=== What you need to do ===
How many of the lines below contain "this"? Answer with that number alone.

[Data entries]
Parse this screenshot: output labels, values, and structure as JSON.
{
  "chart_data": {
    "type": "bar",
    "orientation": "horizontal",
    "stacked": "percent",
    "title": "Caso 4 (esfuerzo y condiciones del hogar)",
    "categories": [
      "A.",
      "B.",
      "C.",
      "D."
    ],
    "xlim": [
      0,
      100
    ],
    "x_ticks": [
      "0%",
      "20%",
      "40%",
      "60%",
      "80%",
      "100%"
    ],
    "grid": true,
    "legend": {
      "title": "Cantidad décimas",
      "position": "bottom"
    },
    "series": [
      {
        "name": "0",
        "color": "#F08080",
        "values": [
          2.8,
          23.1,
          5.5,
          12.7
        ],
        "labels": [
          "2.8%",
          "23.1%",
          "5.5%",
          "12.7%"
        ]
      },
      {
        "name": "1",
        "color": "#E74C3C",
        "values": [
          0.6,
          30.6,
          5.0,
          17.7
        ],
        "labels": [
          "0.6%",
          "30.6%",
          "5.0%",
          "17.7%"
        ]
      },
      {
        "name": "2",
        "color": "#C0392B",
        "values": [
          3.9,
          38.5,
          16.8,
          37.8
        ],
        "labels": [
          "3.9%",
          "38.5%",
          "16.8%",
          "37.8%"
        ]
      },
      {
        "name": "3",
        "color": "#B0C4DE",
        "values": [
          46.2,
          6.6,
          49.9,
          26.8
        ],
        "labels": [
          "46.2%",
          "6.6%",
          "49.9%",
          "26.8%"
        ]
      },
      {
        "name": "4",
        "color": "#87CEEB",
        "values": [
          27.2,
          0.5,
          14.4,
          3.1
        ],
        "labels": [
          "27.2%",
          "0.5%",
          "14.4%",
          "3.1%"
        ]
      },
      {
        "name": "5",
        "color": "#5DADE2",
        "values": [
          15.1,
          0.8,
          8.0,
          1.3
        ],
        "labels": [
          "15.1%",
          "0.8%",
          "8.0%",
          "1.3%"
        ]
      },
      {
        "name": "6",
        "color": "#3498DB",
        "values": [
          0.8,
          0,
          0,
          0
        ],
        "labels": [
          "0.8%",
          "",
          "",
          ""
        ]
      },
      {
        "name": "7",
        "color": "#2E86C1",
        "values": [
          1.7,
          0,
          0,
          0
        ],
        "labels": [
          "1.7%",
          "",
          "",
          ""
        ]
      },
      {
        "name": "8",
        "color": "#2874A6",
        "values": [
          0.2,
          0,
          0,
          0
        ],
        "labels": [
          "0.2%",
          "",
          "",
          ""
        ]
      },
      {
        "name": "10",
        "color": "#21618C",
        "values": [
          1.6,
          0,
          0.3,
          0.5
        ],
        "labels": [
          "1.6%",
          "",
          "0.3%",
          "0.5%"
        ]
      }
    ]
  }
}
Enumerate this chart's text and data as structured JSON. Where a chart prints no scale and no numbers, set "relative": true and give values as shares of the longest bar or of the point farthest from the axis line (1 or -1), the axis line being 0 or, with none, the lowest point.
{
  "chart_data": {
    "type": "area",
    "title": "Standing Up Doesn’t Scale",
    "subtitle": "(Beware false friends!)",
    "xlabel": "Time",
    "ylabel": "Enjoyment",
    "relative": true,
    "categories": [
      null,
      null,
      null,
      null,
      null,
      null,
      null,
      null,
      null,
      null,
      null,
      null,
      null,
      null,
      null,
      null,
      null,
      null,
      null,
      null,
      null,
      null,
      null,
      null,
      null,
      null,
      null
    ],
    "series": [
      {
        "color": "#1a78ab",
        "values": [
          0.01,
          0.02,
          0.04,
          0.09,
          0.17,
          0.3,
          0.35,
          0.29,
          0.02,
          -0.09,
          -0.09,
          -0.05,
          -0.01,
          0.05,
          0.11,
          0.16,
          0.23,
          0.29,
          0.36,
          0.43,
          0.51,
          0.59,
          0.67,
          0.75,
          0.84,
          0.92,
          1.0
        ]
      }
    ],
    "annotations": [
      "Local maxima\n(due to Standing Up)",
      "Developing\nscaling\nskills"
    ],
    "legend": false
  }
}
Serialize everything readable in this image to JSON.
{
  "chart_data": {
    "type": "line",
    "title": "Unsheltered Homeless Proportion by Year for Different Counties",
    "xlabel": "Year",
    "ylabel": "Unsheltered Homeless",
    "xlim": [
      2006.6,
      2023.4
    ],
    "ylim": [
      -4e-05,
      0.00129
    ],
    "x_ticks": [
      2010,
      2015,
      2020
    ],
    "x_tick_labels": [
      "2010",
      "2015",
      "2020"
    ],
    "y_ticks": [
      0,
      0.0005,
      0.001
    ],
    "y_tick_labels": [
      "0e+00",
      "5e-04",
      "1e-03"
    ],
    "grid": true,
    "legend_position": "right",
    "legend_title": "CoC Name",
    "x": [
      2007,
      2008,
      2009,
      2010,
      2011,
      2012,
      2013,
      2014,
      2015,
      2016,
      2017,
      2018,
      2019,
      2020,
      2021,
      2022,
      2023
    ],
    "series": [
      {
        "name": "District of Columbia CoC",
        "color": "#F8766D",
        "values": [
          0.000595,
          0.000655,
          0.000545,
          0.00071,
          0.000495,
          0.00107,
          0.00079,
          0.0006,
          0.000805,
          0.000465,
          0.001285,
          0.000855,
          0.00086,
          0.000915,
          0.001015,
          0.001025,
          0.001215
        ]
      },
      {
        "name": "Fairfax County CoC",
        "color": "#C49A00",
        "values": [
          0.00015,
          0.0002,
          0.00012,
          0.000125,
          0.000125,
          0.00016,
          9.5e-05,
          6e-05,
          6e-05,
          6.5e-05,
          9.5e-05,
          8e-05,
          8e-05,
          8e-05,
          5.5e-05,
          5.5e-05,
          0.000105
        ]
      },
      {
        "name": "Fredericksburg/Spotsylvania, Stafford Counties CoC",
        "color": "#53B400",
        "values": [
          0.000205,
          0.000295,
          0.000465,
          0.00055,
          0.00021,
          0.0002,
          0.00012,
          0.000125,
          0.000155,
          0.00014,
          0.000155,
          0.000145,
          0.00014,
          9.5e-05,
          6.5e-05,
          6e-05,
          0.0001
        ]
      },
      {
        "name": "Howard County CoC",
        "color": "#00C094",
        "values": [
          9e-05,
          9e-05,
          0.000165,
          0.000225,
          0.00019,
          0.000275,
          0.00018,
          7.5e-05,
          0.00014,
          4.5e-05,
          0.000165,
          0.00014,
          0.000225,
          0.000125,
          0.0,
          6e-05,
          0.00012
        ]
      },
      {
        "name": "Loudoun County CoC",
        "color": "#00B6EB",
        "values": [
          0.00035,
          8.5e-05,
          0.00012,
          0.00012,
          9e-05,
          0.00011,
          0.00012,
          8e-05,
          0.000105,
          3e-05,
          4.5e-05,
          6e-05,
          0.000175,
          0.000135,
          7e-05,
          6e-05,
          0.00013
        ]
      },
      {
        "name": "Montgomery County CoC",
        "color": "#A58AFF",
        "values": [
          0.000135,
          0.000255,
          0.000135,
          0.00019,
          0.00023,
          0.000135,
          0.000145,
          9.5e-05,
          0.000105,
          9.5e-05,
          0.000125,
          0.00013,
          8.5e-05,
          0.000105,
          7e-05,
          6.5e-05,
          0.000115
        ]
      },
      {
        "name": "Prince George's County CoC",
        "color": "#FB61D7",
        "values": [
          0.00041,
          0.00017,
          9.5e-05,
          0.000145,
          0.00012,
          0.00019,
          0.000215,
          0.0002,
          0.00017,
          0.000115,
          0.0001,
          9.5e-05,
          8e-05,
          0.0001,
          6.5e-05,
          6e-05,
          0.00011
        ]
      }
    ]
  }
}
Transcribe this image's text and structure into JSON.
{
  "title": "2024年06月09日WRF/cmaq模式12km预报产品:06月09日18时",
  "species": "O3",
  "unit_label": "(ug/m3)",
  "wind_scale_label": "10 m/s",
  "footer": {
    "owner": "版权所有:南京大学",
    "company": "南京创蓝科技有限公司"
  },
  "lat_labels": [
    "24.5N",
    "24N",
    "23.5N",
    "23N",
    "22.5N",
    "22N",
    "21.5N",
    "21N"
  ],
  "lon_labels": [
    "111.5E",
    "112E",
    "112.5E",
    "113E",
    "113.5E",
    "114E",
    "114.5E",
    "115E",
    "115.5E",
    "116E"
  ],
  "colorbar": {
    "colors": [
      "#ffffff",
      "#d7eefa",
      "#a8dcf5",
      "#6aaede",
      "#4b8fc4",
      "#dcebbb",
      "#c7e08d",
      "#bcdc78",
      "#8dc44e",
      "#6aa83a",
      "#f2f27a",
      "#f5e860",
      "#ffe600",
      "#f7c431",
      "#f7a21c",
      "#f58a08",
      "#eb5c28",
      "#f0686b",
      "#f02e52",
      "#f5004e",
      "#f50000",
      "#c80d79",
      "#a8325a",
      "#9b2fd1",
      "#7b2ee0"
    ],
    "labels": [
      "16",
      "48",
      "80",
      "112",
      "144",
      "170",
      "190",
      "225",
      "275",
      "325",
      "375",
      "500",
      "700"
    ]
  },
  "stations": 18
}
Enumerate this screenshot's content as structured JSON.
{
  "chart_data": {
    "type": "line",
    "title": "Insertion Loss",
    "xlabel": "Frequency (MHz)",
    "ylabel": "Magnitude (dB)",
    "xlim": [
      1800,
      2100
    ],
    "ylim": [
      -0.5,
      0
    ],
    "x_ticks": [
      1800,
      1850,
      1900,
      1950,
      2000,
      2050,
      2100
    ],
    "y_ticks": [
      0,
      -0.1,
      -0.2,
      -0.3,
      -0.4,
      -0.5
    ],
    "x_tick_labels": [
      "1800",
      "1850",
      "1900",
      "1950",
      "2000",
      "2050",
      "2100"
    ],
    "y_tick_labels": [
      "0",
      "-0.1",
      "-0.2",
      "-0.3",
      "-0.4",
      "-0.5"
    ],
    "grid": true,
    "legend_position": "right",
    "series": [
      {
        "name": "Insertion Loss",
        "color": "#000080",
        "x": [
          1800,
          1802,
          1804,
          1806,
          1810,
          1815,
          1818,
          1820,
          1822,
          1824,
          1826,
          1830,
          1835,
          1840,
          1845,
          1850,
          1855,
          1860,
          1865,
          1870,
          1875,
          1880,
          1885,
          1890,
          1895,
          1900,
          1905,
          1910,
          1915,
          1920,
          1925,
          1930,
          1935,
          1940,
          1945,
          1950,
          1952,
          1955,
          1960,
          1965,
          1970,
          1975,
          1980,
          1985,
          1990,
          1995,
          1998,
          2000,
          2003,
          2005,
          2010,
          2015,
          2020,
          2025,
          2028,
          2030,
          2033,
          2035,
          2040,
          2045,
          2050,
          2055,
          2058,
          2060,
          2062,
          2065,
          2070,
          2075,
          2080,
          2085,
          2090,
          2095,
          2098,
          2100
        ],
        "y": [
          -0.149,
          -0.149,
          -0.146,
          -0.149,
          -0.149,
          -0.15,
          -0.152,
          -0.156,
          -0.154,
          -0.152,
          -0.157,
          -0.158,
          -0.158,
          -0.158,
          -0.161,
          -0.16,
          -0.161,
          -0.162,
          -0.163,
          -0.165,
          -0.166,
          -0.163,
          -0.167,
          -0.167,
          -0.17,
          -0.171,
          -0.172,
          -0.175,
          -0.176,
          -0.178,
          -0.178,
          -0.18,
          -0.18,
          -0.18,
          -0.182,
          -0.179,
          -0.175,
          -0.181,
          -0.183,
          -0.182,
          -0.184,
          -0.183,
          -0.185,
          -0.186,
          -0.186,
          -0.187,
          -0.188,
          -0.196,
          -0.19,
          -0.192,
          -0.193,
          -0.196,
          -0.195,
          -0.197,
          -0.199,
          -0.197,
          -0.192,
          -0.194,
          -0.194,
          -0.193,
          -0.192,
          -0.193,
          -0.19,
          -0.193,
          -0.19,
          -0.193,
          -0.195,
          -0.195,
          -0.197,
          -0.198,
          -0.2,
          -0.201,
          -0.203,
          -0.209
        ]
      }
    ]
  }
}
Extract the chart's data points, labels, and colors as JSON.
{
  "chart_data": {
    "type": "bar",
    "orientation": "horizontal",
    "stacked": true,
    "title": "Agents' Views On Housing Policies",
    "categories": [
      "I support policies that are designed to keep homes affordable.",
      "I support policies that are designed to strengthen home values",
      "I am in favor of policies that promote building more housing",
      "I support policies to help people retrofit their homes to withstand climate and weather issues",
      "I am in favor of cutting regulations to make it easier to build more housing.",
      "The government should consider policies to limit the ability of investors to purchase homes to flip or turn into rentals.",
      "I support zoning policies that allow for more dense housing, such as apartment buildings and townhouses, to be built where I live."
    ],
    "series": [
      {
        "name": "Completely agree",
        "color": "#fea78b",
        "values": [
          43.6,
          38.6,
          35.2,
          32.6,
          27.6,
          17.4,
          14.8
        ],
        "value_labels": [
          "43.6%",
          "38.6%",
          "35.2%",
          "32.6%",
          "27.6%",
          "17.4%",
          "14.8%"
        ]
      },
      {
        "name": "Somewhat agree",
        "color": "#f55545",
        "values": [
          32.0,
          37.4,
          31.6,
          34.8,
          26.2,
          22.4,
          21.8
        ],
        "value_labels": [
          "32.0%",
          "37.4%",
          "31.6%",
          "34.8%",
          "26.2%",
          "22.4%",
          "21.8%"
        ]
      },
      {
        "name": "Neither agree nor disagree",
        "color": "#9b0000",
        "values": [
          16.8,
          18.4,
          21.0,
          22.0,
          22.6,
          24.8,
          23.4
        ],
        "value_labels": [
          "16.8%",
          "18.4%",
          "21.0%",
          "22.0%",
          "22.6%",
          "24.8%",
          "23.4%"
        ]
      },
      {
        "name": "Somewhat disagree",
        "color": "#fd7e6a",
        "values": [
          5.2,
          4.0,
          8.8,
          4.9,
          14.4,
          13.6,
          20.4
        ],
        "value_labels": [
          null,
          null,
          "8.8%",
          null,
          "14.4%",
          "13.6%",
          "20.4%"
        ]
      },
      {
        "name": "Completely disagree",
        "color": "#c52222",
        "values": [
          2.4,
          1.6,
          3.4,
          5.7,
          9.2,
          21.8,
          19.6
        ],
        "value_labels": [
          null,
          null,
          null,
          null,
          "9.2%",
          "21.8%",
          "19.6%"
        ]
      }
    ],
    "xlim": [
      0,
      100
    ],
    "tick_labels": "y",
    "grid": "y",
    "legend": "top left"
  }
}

=== Correct output ===
5